EXERCISE MATERIAL
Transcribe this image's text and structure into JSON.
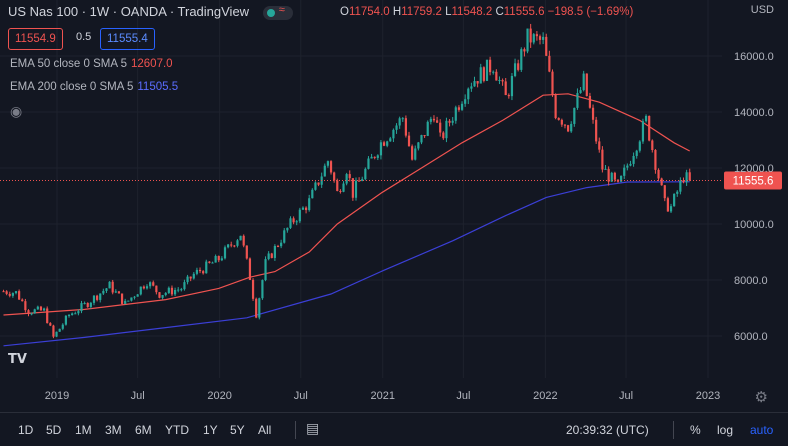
{
  "header": {
    "title": "US Nas 100 · 1W · OANDA · TradingView",
    "ohlc": {
      "o_label": "O",
      "o_value": "11754.0",
      "h_label": "H",
      "h_value": "11759.2",
      "l_label": "L",
      "l_value": "11548.2",
      "c_label": "C",
      "c_value": "11555.6",
      "change": "−198.5 (−1.69%)"
    },
    "currency": "USD",
    "sell_price": "11554.9",
    "spread": "0.5",
    "buy_price": "11555.4"
  },
  "indicators": [
    {
      "label": "EMA 50 close 0 SMA 5",
      "value": "12607.0",
      "color": "#ef5350"
    },
    {
      "label": "EMA 200 close 0 SMA 5",
      "value": "11505.5",
      "color": "#3b3fd6"
    }
  ],
  "toolbar": {
    "timeframes": [
      "1D",
      "5D",
      "1M",
      "3M",
      "6M",
      "YTD",
      "1Y",
      "5Y",
      "All"
    ],
    "clock": "20:39:32 (UTC)",
    "percent_label": "%",
    "log_label": "log",
    "auto_label": "auto"
  },
  "logo_text": "TV",
  "colors": {
    "background": "#131722",
    "up": "#26a69a",
    "down": "#ef5350",
    "grid": "#1e222d",
    "ema50": "#ef5350",
    "ema200": "#3b3fd6"
  },
  "chart_data": {
    "type": "candlestick",
    "ylim": [
      5000,
      16900
    ],
    "y_ticks": [
      6000,
      8000,
      10000,
      12000,
      14000,
      16000
    ],
    "y_tick_labels": [
      "6000.0",
      "8000.0",
      "10000.0",
      "12000.0",
      "14000.0",
      "16000.0"
    ],
    "x_ticks": [
      {
        "label": "2019",
        "date": "2019-01-01"
      },
      {
        "label": "Jul",
        "date": "2019-07-01"
      },
      {
        "label": "2020",
        "date": "2020-01-01"
      },
      {
        "label": "Jul",
        "date": "2020-07-01"
      },
      {
        "label": "2021",
        "date": "2021-01-01"
      },
      {
        "label": "Jul",
        "date": "2021-07-01"
      },
      {
        "label": "2022",
        "date": "2022-01-01"
      },
      {
        "label": "Jul",
        "date": "2022-07-01"
      },
      {
        "label": "2023",
        "date": "2023-01-01"
      }
    ],
    "date_range": [
      "2018-09-03",
      "2022-11-21"
    ],
    "last_price": 11555.6,
    "last_price_label": "11555.6",
    "price_path": [
      [
        "2018-09-03",
        7600
      ],
      [
        "2018-10-01",
        7550
      ],
      [
        "2018-10-29",
        6900
      ],
      [
        "2018-12-03",
        6900
      ],
      [
        "2018-12-24",
        5950
      ],
      [
        "2019-01-28",
        6750
      ],
      [
        "2019-03-04",
        7100
      ],
      [
        "2019-04-29",
        7800
      ],
      [
        "2019-06-03",
        7150
      ],
      [
        "2019-07-22",
        7950
      ],
      [
        "2019-08-19",
        7500
      ],
      [
        "2019-10-07",
        7700
      ],
      [
        "2019-11-04",
        8200
      ],
      [
        "2019-12-30",
        8750
      ],
      [
        "2020-02-17",
        9650
      ],
      [
        "2020-03-09",
        8100
      ],
      [
        "2020-03-23",
        6800
      ],
      [
        "2020-04-13",
        8600
      ],
      [
        "2020-06-08",
        10000
      ],
      [
        "2020-07-20",
        10800
      ],
      [
        "2020-09-01",
        12300
      ],
      [
        "2020-09-21",
        11100
      ],
      [
        "2020-10-12",
        12000
      ],
      [
        "2020-10-26",
        11100
      ],
      [
        "2020-12-28",
        12900
      ],
      [
        "2021-02-15",
        13800
      ],
      [
        "2021-03-08",
        12300
      ],
      [
        "2021-04-26",
        14000
      ],
      [
        "2021-05-10",
        13000
      ],
      [
        "2021-07-12",
        15000
      ],
      [
        "2021-09-06",
        15700
      ],
      [
        "2021-10-04",
        14500
      ],
      [
        "2021-11-22",
        16650
      ],
      [
        "2021-12-27",
        16500
      ],
      [
        "2022-01-24",
        14000
      ],
      [
        "2022-02-21",
        13500
      ],
      [
        "2022-03-28",
        15100
      ],
      [
        "2022-05-09",
        12000
      ],
      [
        "2022-06-13",
        11300
      ],
      [
        "2022-08-15",
        13700
      ],
      [
        "2022-09-26",
        10700
      ],
      [
        "2022-10-10",
        10600
      ],
      [
        "2022-11-07",
        11700
      ],
      [
        "2022-11-21",
        11555
      ]
    ],
    "ema50": [
      [
        "2018-09-03",
        6750
      ],
      [
        "2019-03-04",
        6950
      ],
      [
        "2019-09-02",
        7300
      ],
      [
        "2019-12-30",
        7700
      ],
      [
        "2020-03-09",
        8100
      ],
      [
        "2020-05-04",
        8300
      ],
      [
        "2020-07-20",
        9000
      ],
      [
        "2020-09-21",
        10000
      ],
      [
        "2020-12-28",
        11100
      ],
      [
        "2021-03-29",
        12000
      ],
      [
        "2021-06-28",
        12900
      ],
      [
        "2021-09-27",
        13700
      ],
      [
        "2021-12-27",
        14600
      ],
      [
        "2022-02-21",
        14650
      ],
      [
        "2022-05-02",
        14350
      ],
      [
        "2022-08-01",
        13700
      ],
      [
        "2022-10-17",
        12900
      ],
      [
        "2022-11-21",
        12607
      ]
    ],
    "ema200": [
      [
        "2018-09-03",
        5650
      ],
      [
        "2019-03-04",
        5950
      ],
      [
        "2019-09-02",
        6300
      ],
      [
        "2020-03-02",
        6650
      ],
      [
        "2020-09-07",
        7500
      ],
      [
        "2021-01-04",
        8350
      ],
      [
        "2021-06-07",
        9400
      ],
      [
        "2021-10-04",
        10300
      ],
      [
        "2022-01-03",
        10950
      ],
      [
        "2022-04-04",
        11300
      ],
      [
        "2022-07-04",
        11500
      ],
      [
        "2022-11-21",
        11505.5
      ]
    ]
  }
}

EXERCISE INSTRUCTIONS
From the entries above, extract every line where the word "close" appears.

CORRECT RESULT
      "label": "EMA 50 close 0 SMA 5",
      "label": "EMA 200 close 0 SMA 5",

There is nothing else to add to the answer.